━━━━━ Extracted material
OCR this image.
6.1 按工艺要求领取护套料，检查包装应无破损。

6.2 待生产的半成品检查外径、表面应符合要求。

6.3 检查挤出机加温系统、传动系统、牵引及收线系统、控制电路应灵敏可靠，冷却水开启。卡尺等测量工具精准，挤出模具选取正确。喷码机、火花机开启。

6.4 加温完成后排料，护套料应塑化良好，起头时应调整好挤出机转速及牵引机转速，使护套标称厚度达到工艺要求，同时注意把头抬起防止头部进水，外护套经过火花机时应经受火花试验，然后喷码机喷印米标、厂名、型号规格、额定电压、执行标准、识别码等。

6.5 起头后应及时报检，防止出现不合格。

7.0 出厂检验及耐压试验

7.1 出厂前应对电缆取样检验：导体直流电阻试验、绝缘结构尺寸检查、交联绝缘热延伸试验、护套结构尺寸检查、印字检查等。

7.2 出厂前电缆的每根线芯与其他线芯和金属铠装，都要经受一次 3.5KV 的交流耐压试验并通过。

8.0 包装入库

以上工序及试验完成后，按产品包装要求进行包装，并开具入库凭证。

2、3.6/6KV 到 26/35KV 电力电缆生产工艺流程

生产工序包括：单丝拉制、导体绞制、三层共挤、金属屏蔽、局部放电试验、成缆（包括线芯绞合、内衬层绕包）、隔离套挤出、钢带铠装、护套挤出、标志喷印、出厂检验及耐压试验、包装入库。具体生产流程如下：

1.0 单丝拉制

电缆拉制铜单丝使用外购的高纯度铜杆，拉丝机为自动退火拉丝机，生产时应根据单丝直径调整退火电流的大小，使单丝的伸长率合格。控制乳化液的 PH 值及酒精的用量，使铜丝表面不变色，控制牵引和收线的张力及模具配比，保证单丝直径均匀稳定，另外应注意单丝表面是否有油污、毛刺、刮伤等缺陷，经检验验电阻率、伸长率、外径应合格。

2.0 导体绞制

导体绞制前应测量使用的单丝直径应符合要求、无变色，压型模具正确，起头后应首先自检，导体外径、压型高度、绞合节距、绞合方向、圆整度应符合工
━━━━━━━━━━
**Written request**
Look through the entries above and list every line containing "出厂检验及耐压试验".

**The completed task**
7.0 出厂检验及耐压试验
生产工序包括：单丝拉制、导体绞制、三层共挤、金属屏蔽、局部放电试验、成缆（包括线芯绞合、内衬层绕包）、隔离套挤出、钢带铠装、护套挤出、标志喷印、出厂检验及耐压试验、包装入库。具体生产流程如下：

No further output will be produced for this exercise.